--- Start GIVEN DATA ---

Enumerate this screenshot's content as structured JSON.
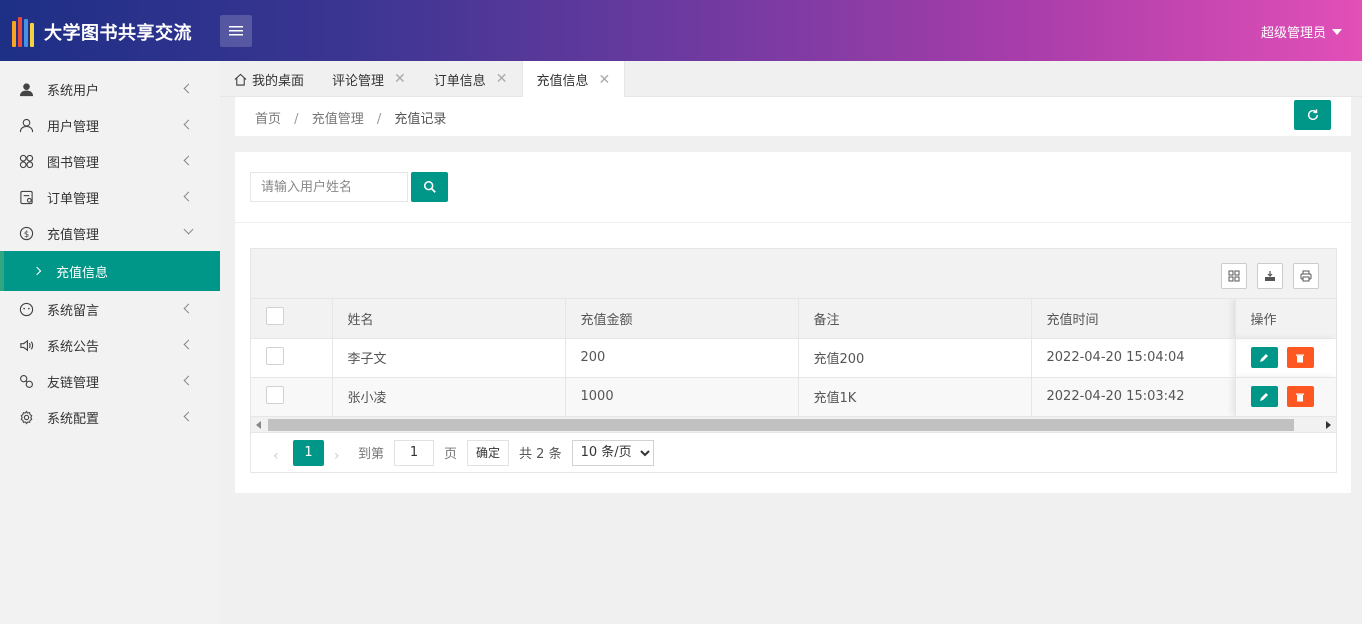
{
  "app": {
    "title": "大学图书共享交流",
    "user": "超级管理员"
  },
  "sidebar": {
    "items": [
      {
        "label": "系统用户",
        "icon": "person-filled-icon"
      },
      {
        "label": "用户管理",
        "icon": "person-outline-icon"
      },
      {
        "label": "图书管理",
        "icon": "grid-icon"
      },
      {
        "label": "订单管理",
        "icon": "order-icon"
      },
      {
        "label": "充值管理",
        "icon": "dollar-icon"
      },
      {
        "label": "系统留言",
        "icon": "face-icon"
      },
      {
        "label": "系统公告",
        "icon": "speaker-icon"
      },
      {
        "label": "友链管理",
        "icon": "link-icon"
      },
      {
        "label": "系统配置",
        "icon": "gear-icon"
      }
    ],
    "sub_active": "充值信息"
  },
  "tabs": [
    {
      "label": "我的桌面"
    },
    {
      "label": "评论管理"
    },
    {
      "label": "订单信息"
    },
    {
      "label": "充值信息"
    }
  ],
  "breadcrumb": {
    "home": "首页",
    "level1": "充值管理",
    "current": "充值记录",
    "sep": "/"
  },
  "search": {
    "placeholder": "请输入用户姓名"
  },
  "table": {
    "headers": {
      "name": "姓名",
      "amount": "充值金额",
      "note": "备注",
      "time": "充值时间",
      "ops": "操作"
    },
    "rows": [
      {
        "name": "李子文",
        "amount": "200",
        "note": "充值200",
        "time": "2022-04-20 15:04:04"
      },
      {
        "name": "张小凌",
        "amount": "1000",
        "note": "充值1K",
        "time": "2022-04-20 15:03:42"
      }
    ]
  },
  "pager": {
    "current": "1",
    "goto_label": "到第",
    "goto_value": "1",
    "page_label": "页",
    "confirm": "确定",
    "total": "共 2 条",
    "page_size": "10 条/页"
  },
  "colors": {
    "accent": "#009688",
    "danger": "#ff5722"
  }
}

--- End GIVEN DATA ---

**EXERCISE OBJECTIVE**
Leave out the pictures and output the rest of the material exactly as written.

**RESULT OF THIS EXERCISE**
Enumerate this screenshot's content as structured JSON.
{
  "app": {
    "title": "大学图书共享交流",
    "user": "超级管理员"
  },
  "sidebar": {
    "items": [
      {
        "label": "系统用户",
        "icon": "person-filled-icon"
      },
      {
        "label": "用户管理",
        "icon": "person-outline-icon"
      },
      {
        "label": "图书管理",
        "icon": "grid-icon"
      },
      {
        "label": "订单管理",
        "icon": "order-icon"
      },
      {
        "label": "充值管理",
        "icon": "dollar-icon"
      },
      {
        "label": "系统留言",
        "icon": "face-icon"
      },
      {
        "label": "系统公告",
        "icon": "speaker-icon"
      },
      {
        "label": "友链管理",
        "icon": "link-icon"
      },
      {
        "label": "系统配置",
        "icon": "gear-icon"
      }
    ],
    "sub_active": "充值信息"
  },
  "tabs": [
    {
      "label": "我的桌面"
    },
    {
      "label": "评论管理"
    },
    {
      "label": "订单信息"
    },
    {
      "label": "充值信息"
    }
  ],
  "breadcrumb": {
    "home": "首页",
    "level1": "充值管理",
    "current": "充值记录",
    "sep": "/"
  },
  "search": {
    "placeholder": "请输入用户姓名"
  },
  "table": {
    "headers": {
      "name": "姓名",
      "amount": "充值金额",
      "note": "备注",
      "time": "充值时间",
      "ops": "操作"
    },
    "rows": [
      {
        "name": "李子文",
        "amount": "200",
        "note": "充值200",
        "time": "2022-04-20 15:04:04"
      },
      {
        "name": "张小凌",
        "amount": "1000",
        "note": "充值1K",
        "time": "2022-04-20 15:03:42"
      }
    ]
  },
  "pager": {
    "current": "1",
    "goto_label": "到第",
    "goto_value": "1",
    "page_label": "页",
    "confirm": "确定",
    "total": "共 2 条",
    "page_size": "10 条/页"
  },
  "colors": {
    "accent": "#009688",
    "danger": "#ff5722"
  }
}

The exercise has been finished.